**To be done**
Below, quote the data entries starting at the line that contains "Detect and localize" and ending at the line that contains "- win-point: [851, 236, 856, 241]", including both of those lines.

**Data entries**
- - - -
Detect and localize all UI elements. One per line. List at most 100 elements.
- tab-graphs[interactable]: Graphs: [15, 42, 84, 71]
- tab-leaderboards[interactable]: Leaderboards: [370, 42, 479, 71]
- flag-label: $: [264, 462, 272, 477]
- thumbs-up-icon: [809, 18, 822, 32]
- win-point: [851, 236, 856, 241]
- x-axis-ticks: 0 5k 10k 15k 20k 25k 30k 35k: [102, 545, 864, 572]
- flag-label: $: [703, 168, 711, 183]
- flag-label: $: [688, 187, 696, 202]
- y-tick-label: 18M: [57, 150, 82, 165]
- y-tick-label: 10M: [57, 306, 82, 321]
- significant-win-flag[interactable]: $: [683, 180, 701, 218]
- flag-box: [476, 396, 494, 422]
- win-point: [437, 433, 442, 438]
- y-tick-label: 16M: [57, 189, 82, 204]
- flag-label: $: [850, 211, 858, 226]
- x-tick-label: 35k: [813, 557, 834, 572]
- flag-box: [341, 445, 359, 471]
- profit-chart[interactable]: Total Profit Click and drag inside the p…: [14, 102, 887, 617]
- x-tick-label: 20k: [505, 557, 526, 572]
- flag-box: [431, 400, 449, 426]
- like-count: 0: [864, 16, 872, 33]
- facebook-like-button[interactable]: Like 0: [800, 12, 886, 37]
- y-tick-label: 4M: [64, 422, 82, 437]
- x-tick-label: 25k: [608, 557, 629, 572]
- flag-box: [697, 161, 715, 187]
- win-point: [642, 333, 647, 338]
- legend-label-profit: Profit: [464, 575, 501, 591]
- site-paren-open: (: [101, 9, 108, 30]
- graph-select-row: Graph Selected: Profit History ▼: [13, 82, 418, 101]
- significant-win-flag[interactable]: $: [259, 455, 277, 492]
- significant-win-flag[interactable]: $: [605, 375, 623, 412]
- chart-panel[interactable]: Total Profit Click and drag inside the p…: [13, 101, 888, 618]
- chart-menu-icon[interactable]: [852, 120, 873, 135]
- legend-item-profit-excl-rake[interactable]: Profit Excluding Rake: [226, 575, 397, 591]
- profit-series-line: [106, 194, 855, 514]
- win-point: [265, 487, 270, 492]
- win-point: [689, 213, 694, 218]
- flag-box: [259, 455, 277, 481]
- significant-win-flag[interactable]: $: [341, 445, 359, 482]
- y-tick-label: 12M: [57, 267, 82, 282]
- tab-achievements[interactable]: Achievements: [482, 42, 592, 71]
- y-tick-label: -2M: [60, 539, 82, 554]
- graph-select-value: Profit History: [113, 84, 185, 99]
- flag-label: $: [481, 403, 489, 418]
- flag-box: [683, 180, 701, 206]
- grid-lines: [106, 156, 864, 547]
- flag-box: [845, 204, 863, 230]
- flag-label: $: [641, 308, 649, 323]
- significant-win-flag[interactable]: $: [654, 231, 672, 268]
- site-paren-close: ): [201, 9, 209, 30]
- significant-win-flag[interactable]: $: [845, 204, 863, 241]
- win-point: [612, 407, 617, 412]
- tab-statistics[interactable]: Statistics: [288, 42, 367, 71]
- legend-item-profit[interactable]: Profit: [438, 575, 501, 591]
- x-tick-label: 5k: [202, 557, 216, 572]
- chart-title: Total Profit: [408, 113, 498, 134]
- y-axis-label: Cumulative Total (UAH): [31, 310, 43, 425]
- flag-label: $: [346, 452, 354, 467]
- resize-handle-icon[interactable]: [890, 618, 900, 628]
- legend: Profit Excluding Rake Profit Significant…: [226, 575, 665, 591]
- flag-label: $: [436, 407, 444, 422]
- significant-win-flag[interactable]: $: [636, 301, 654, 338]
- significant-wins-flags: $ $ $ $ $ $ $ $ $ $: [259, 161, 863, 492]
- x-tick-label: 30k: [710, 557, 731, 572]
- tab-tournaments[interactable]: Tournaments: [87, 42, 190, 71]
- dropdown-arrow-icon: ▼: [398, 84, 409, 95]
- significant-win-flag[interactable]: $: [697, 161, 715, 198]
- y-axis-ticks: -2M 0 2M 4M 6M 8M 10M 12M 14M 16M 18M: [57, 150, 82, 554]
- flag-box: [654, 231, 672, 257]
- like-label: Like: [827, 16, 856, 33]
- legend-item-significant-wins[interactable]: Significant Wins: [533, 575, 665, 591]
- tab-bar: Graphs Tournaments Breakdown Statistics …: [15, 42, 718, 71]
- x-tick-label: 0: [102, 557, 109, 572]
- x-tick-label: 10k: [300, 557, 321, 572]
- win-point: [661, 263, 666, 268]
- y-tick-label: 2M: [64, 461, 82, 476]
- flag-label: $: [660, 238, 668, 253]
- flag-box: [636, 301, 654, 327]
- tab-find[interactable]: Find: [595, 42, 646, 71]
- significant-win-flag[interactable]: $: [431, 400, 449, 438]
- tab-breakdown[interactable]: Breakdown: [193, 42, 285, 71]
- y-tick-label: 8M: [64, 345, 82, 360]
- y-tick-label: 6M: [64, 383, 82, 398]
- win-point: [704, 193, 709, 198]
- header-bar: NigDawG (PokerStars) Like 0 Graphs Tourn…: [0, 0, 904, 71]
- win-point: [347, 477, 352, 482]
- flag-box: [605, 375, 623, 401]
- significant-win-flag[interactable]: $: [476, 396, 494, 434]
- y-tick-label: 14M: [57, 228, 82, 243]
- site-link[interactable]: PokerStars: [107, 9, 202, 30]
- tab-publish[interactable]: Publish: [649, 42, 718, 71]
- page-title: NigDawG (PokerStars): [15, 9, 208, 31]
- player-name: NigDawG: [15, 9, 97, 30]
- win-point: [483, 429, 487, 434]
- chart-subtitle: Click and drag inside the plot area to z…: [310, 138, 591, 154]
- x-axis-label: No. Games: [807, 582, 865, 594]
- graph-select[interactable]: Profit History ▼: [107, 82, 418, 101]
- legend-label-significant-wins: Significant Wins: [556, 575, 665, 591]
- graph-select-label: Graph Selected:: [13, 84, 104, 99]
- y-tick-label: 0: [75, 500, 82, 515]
- - - -
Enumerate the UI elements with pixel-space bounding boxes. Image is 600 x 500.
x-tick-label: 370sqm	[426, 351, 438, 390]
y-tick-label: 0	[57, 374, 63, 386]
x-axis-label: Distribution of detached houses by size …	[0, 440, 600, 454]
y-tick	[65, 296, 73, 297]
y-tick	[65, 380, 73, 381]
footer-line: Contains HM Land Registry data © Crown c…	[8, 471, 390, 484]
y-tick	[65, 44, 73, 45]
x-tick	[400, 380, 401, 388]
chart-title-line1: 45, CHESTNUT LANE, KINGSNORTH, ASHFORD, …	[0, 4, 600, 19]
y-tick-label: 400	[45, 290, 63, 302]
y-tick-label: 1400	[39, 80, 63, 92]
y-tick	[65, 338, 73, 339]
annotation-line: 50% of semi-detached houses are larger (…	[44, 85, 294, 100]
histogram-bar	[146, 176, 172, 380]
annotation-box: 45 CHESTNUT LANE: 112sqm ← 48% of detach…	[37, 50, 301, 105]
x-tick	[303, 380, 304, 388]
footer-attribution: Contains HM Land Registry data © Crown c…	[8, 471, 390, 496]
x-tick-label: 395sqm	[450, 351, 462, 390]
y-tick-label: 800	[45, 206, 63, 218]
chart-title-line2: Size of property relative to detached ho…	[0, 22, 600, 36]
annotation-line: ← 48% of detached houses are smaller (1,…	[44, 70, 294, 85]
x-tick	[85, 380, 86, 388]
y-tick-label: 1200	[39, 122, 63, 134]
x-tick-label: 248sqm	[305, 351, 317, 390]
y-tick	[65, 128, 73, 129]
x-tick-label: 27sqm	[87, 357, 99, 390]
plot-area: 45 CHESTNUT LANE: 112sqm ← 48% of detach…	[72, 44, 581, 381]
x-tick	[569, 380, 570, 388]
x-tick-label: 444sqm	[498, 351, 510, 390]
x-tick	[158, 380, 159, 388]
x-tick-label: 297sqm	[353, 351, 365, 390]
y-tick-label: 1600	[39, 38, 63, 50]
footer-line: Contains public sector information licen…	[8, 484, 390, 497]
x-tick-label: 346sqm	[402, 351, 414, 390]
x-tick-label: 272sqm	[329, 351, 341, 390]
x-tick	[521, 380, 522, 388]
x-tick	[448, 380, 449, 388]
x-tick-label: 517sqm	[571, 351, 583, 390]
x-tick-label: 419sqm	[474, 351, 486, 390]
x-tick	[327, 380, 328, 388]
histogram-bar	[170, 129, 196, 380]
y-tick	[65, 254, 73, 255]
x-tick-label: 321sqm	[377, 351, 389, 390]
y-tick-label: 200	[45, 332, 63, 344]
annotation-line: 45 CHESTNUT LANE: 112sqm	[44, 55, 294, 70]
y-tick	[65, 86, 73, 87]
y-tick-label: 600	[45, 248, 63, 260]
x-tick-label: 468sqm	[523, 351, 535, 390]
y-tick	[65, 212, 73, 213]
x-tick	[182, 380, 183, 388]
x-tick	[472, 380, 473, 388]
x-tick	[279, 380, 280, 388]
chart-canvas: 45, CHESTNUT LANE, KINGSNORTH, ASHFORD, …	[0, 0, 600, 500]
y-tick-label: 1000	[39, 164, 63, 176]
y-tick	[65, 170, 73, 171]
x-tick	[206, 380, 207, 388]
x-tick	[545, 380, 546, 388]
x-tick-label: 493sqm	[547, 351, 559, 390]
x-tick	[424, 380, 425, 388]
- - - -
**Response for this exercise**
Detect and localize all UI elements. One per line. List at most 100 elements.
- tab-graphs[interactable]: Graphs: [15, 42, 84, 71]
- tab-leaderboards[interactable]: Leaderboards: [370, 42, 479, 71]
- flag-label: $: [264, 462, 272, 477]
- thumbs-up-icon: [809, 18, 822, 32]
- win-point: [851, 236, 856, 241]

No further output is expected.